Pictures do not belong in the copy; quote every entry below exactly.
▽
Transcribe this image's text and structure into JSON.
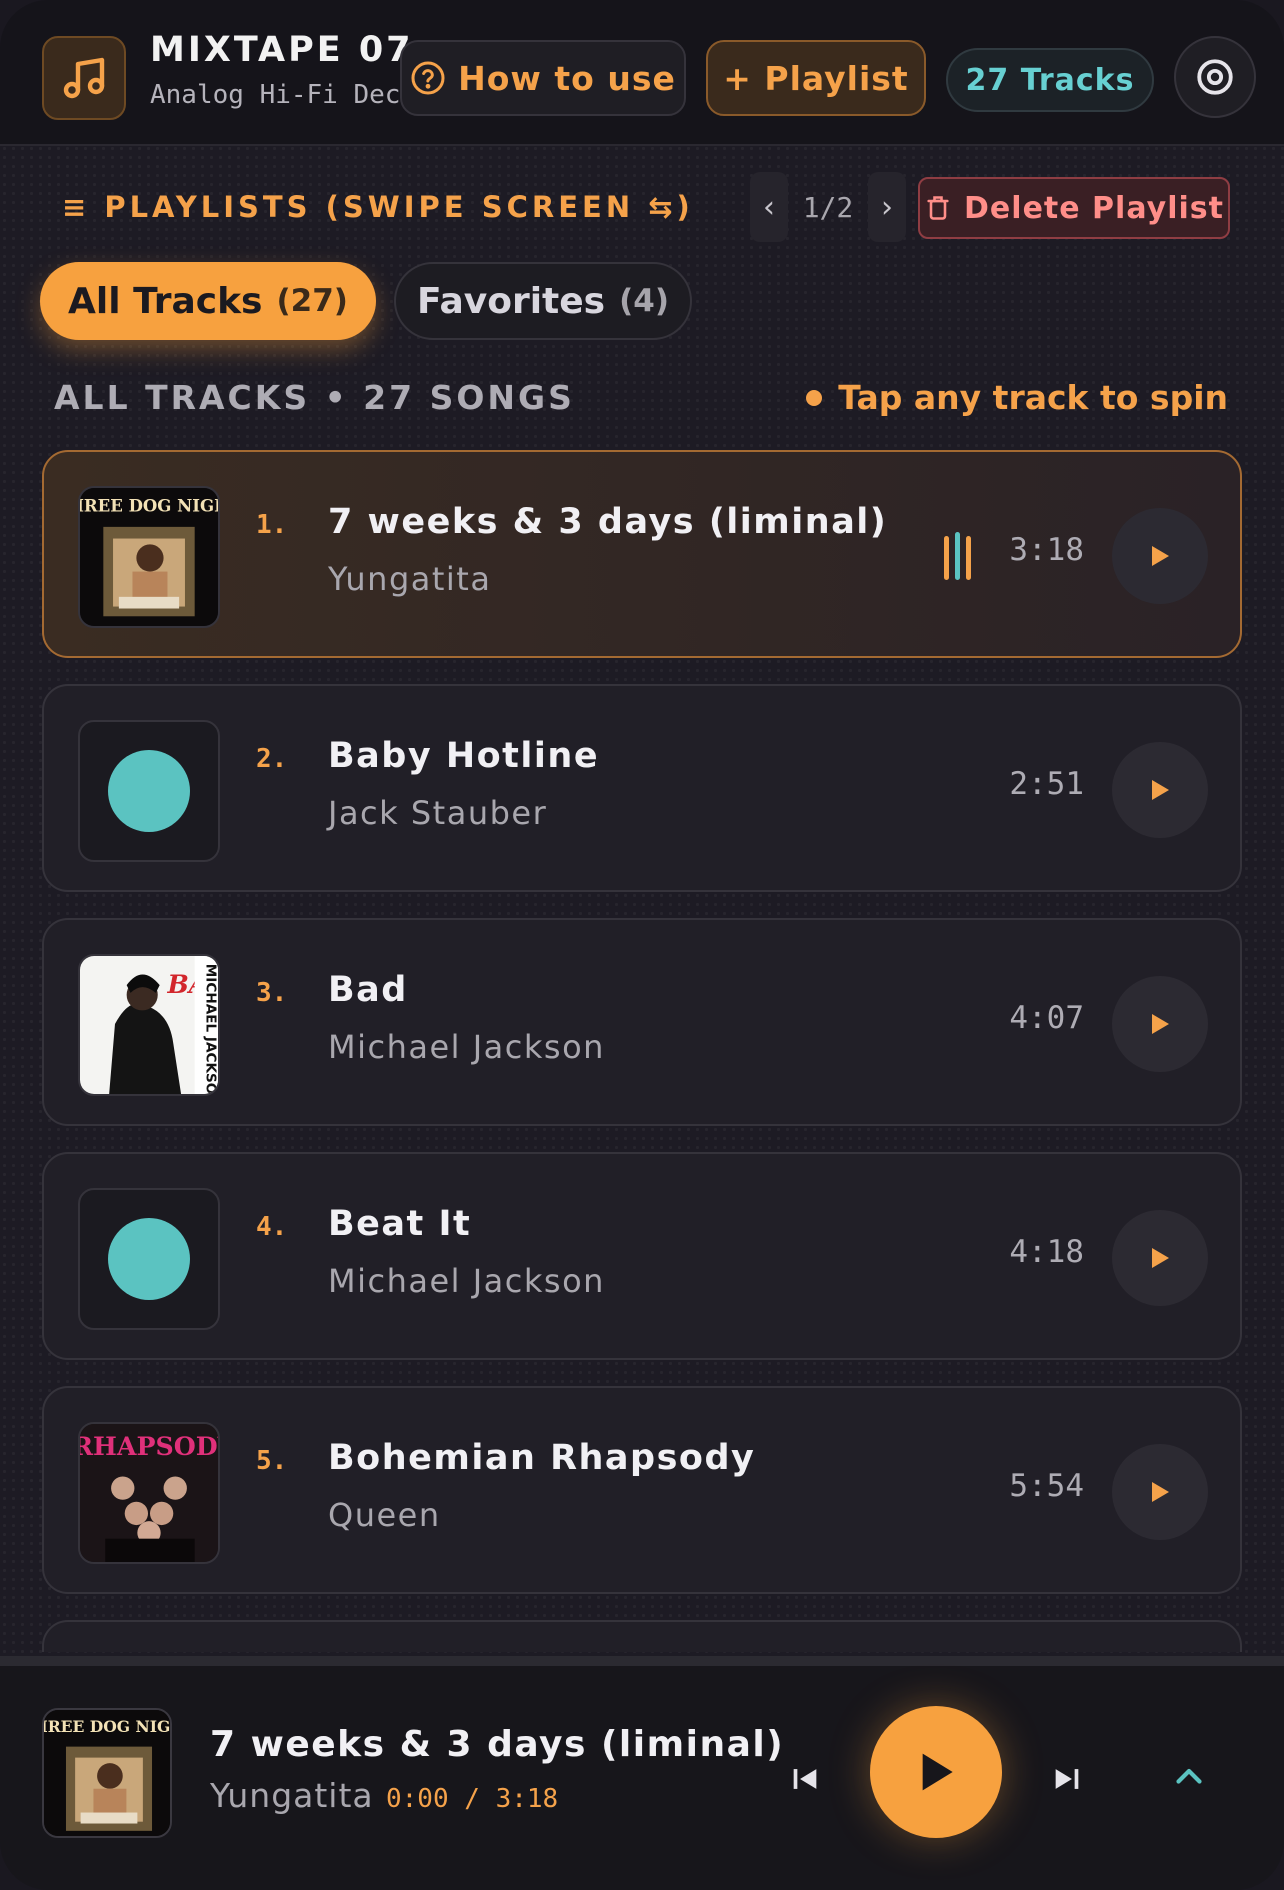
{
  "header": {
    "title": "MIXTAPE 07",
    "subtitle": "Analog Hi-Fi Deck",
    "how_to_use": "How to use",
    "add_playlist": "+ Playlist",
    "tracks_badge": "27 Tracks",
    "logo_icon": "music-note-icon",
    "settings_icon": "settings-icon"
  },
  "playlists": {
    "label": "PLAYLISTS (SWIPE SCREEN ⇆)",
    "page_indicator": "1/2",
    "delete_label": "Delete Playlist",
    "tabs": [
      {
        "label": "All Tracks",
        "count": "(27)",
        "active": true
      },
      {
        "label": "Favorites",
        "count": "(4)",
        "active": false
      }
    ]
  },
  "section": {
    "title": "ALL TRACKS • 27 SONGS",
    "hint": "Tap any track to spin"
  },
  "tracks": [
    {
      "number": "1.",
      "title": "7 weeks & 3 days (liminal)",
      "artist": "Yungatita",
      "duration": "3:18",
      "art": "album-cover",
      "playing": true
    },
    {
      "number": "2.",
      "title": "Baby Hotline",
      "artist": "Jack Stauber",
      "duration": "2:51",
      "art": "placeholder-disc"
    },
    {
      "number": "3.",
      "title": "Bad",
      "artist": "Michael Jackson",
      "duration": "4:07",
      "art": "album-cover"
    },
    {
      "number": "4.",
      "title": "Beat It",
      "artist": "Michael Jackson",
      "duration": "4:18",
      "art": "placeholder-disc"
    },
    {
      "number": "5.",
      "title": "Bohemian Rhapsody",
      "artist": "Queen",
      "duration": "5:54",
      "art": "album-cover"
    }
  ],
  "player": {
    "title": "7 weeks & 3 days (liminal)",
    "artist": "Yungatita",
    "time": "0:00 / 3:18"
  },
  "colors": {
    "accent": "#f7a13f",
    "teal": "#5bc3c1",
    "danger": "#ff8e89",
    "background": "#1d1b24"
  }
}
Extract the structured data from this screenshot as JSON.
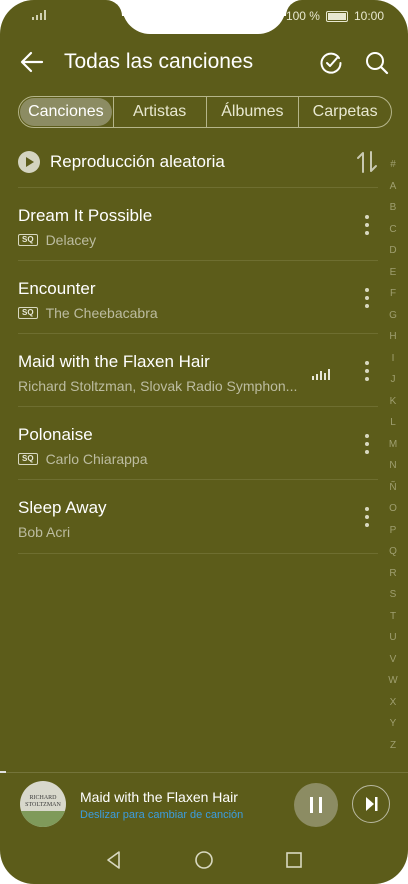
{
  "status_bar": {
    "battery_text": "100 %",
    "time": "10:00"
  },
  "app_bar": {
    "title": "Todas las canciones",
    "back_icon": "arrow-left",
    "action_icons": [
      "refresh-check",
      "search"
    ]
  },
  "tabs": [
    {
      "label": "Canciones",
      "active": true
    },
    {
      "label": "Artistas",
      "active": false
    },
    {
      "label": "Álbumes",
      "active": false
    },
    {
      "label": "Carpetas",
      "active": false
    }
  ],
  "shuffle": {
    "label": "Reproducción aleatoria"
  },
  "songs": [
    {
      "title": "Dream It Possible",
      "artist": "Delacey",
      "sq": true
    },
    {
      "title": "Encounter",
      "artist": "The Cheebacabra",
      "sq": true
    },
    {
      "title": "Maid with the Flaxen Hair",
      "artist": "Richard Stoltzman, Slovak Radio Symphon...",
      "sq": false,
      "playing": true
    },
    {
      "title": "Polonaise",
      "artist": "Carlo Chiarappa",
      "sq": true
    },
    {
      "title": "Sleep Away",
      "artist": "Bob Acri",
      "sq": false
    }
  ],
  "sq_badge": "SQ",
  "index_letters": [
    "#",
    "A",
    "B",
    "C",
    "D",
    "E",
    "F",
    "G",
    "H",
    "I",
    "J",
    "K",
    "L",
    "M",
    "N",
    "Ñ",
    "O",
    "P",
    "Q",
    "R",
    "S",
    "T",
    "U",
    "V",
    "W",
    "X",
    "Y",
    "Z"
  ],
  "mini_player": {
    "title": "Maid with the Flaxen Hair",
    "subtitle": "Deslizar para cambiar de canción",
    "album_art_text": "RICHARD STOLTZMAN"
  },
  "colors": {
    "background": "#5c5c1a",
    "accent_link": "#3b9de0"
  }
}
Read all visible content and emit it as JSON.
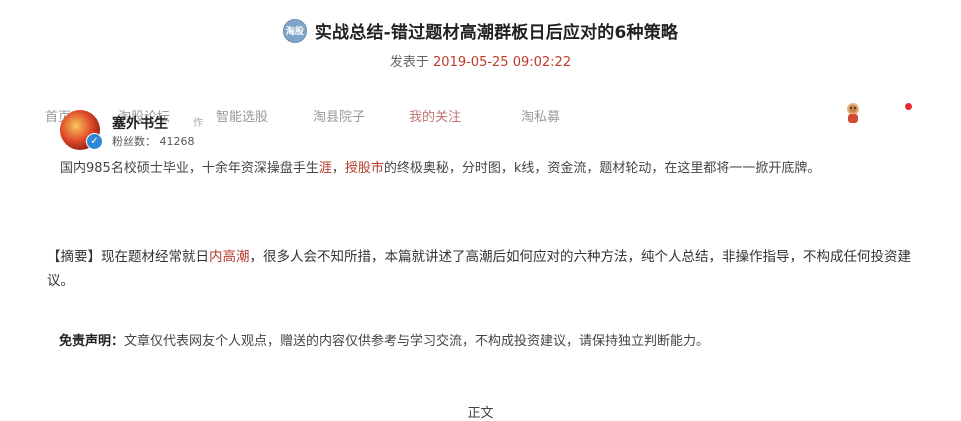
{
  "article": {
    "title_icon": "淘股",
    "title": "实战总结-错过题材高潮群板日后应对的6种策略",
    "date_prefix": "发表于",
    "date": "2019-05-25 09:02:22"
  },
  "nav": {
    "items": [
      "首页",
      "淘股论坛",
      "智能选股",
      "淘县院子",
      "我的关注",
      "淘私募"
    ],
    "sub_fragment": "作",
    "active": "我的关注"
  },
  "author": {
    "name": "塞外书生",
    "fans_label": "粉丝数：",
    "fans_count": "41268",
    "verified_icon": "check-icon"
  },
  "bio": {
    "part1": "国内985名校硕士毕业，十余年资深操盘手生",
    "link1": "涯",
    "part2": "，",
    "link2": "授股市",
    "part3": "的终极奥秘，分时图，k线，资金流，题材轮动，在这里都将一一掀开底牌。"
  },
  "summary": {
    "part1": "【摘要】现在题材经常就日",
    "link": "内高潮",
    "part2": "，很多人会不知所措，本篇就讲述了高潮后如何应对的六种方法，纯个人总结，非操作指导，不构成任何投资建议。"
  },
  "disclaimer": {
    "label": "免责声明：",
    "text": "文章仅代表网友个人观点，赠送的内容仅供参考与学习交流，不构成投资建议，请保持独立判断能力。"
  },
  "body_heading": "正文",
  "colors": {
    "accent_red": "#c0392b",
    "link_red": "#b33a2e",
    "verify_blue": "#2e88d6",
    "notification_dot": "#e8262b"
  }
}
△
Result:
Transcribe this image's text and structure into JSON.
{
  "header": {
    "title": "MIXTAPE 07",
    "subtitle": "Analog Hi-Fi Deck",
    "how_to_use": "How to use",
    "add_playlist": "+ Playlist",
    "tracks_badge": "27 Tracks",
    "logo_icon": "music-note-icon",
    "settings_icon": "settings-icon"
  },
  "playlists": {
    "label": "PLAYLISTS (SWIPE SCREEN ⇆)",
    "page_indicator": "1/2",
    "delete_label": "Delete Playlist",
    "tabs": [
      {
        "label": "All Tracks",
        "count": "(27)",
        "active": true
      },
      {
        "label": "Favorites",
        "count": "(4)",
        "active": false
      }
    ]
  },
  "section": {
    "title": "ALL TRACKS • 27 SONGS",
    "hint": "Tap any track to spin"
  },
  "tracks": [
    {
      "number": "1.",
      "title": "7 weeks & 3 days (liminal)",
      "artist": "Yungatita",
      "duration": "3:18",
      "art": "album-cover",
      "playing": true
    },
    {
      "number": "2.",
      "title": "Baby Hotline",
      "artist": "Jack Stauber",
      "duration": "2:51",
      "art": "placeholder-disc"
    },
    {
      "number": "3.",
      "title": "Bad",
      "artist": "Michael Jackson",
      "duration": "4:07",
      "art": "album-cover"
    },
    {
      "number": "4.",
      "title": "Beat It",
      "artist": "Michael Jackson",
      "duration": "4:18",
      "art": "placeholder-disc"
    },
    {
      "number": "5.",
      "title": "Bohemian Rhapsody",
      "artist": "Queen",
      "duration": "5:54",
      "art": "album-cover"
    }
  ],
  "player": {
    "title": "7 weeks & 3 days (liminal)",
    "artist": "Yungatita",
    "time": "0:00 / 3:18"
  },
  "colors": {
    "accent": "#f7a13f",
    "teal": "#5bc3c1",
    "danger": "#ff8e89",
    "background": "#1d1b24"
  }
}
Extract the structured data from this screenshot as JSON.
{
  "status_bar": {
    "battery_text": "100 %",
    "time": "10:00"
  },
  "app_bar": {
    "title": "Todas las canciones",
    "back_icon": "arrow-left",
    "action_icons": [
      "refresh-check",
      "search"
    ]
  },
  "tabs": [
    {
      "label": "Canciones",
      "active": true
    },
    {
      "label": "Artistas",
      "active": false
    },
    {
      "label": "Álbumes",
      "active": false
    },
    {
      "label": "Carpetas",
      "active": false
    }
  ],
  "shuffle": {
    "label": "Reproducción aleatoria"
  },
  "songs": [
    {
      "title": "Dream It Possible",
      "artist": "Delacey",
      "sq": true
    },
    {
      "title": "Encounter",
      "artist": "The Cheebacabra",
      "sq": true
    },
    {
      "title": "Maid with the Flaxen Hair",
      "artist": "Richard Stoltzman, Slovak Radio Symphon...",
      "sq": false,
      "playing": true
    },
    {
      "title": "Polonaise",
      "artist": "Carlo Chiarappa",
      "sq": true
    },
    {
      "title": "Sleep Away",
      "artist": "Bob Acri",
      "sq": false
    }
  ],
  "sq_badge": "SQ",
  "index_letters": [
    "#",
    "A",
    "B",
    "C",
    "D",
    "E",
    "F",
    "G",
    "H",
    "I",
    "J",
    "K",
    "L",
    "M",
    "N",
    "Ñ",
    "O",
    "P",
    "Q",
    "R",
    "S",
    "T",
    "U",
    "V",
    "W",
    "X",
    "Y",
    "Z"
  ],
  "mini_player": {
    "title": "Maid with the Flaxen Hair",
    "subtitle": "Deslizar para cambiar de canción",
    "album_art_text": "RICHARD STOLTZMAN"
  },
  "colors": {
    "background": "#5c5c1a",
    "accent_link": "#3b9de0"
  }
}
Read all visible content and emit it as JSON.
{
  "article": {
    "title_icon": "淘股",
    "title": "实战总结-错过题材高潮群板日后应对的6种策略",
    "date_prefix": "发表于",
    "date": "2019-05-25 09:02:22"
  },
  "nav": {
    "items": [
      "首页",
      "淘股论坛",
      "智能选股",
      "淘县院子",
      "我的关注",
      "淘私募"
    ],
    "sub_fragment": "作",
    "active": "我的关注"
  },
  "author": {
    "name": "塞外书生",
    "fans_label": "粉丝数：",
    "fans_count": "41268",
    "verified_icon": "check-icon"
  },
  "bio": {
    "part1": "国内985名校硕士毕业，十余年资深操盘手生",
    "link1": "涯",
    "part2": "，",
    "link2": "授股市",
    "part3": "的终极奥秘，分时图，k线，资金流，题材轮动，在这里都将一一掀开底牌。"
  },
  "summary": {
    "part1": "【摘要】现在题材经常就日",
    "link": "内高潮",
    "part2": "，很多人会不知所措，本篇就讲述了高潮后如何应对的六种方法，纯个人总结，非操作指导，不构成任何投资建议。"
  },
  "disclaimer": {
    "label": "免责声明：",
    "text": "文章仅代表网友个人观点，赠送的内容仅供参考与学习交流，不构成投资建议，请保持独立判断能力。"
  },
  "body_heading": "正文",
  "colors": {
    "accent_red": "#c0392b",
    "link_red": "#b33a2e",
    "verify_blue": "#2e88d6",
    "notification_dot": "#e8262b"
  }
}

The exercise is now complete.